Wanted some real world feedback from the fine readers out there regarding hot water tanks. My 40 gallon gas fired unit is just starting to leak and needs replaced. I need some feedback on tankless water heaters as I've heard they don't keep up as well with demand as storage types. Everyone and their brother tries to sell you on them but I'm kind of old school. I also have 3 kids,2 of them teenagers, so between the shower, dishwasher and washing machine the tank gets a good workout. Thoughts, opinions, experiences?

I went with another tank. (post #206958, reply #1 of 5)

I did a fair amount of research. Consumer Reports points out that the break even point for a tankless could be 10 years out, owing to the higher install costs, etc. They also point out that the longer the warranty, the more likely the unit is to last longer. (duh). The greater the BTU capacity, the faster the tank will reheat, an often overlooked consideration.

Good luck.

Generally a tankless is a (post #206958, reply #2 of 5)

Generally a tankless is a losing bet.  There are two cases where it might make sense:

  1. Where space is limited and a standard heater would simply be too large.
  2. In a situation where hot water will be used intermittently, as in a vacation cabin.

Otherwise, just pick the best gas tank you can find/afford.  Pay attention to efficiency.  You may want to consider a "condensing" unit with a blower fan, vs a standard draft unit, but understand that the blower is something else that can fail.

If currently you tend to run out of hot water a bit too frequently, consider either getting a unit with a higher BTU rating or one with a larger tank (or both).  (But also keep in mind that running out of hot water convinces teenagers to get out of the shower.)

☆ ☆ ☆ ☆

**What you should do:**
Retype the part of the water heater discussion above that opens with the words "Otherwise, just pick" and closes with "that can fail.", keeping every word and mark the same.

☆ ☆ ☆ ☆

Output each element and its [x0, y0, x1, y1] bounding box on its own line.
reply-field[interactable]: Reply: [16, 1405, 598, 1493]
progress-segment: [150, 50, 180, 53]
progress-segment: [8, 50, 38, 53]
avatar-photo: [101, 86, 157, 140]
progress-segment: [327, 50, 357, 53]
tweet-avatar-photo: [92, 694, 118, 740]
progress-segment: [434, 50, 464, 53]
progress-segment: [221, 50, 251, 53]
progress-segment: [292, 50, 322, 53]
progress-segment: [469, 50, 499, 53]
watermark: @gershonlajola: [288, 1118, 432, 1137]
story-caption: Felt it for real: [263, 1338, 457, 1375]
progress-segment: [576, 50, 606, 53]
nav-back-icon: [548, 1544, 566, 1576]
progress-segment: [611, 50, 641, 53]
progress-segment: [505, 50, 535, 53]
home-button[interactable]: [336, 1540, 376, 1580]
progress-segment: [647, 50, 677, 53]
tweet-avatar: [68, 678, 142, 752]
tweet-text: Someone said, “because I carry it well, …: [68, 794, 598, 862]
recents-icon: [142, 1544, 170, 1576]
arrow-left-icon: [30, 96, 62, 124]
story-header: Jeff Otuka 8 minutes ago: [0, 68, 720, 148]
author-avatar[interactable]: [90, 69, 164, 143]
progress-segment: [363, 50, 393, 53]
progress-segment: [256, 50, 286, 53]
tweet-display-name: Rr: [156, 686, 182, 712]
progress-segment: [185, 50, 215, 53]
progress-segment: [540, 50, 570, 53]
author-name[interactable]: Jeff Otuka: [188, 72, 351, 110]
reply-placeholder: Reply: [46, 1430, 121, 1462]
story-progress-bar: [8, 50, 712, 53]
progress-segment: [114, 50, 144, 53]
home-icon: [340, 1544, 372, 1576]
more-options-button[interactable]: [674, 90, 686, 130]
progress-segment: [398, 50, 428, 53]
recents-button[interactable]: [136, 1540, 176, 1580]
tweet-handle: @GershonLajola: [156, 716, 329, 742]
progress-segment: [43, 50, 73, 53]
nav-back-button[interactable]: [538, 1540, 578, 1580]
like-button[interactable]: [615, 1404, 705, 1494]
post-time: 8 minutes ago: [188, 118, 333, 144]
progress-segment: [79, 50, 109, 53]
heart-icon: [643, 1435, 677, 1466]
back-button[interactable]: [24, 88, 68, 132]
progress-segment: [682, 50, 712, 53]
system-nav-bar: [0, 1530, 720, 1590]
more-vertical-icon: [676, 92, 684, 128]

☆ ☆ ☆ ☆

**Response below:**
Otherwise, just pick the best gas tank you can find/afford.  Pay attention to efficiency.  You may want to consider a "condensing" unit with a blower fan, vs a standard draft unit, but understand that the blower is something else that can fail.